--- DATA SECTION ---

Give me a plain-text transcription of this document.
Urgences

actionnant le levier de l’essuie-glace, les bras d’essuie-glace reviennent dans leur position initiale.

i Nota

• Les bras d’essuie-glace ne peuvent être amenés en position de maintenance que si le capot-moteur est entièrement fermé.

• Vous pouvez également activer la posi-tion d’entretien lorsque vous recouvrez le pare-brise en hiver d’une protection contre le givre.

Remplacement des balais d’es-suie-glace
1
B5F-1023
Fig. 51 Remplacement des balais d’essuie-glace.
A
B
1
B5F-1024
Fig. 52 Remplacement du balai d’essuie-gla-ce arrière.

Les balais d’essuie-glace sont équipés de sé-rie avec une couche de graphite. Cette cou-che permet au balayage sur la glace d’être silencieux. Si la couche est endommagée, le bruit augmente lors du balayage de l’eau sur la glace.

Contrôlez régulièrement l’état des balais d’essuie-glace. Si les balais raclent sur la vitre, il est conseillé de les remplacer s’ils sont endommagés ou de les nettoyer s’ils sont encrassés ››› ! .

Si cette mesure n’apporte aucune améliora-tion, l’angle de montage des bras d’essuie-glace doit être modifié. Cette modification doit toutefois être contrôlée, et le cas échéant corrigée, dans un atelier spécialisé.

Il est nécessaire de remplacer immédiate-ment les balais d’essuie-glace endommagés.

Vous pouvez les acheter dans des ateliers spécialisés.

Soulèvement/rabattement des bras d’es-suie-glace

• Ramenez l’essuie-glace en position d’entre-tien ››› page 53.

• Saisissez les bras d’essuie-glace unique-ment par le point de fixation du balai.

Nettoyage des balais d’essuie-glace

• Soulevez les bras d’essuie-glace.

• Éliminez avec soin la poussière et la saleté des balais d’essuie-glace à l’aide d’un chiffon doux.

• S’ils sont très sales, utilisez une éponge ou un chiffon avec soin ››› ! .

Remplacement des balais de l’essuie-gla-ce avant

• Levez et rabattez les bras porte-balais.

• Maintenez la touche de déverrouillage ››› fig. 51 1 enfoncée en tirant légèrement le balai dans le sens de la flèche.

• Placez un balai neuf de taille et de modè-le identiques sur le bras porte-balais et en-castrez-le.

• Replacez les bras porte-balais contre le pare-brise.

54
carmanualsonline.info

---

#### TASK INSTRUCTIONS
Look through the data and show every line containing "Remplacement".

#### SOLUTION TO THIS PROBLEM
Remplacement des balais d’es-suie-glace
Fig. 51 Remplacement des balais d’essuie-glace.
Fig. 52 Remplacement du balai d’essuie-gla-ce arrière.
Remplacement des balais de l’essuie-gla-ce avant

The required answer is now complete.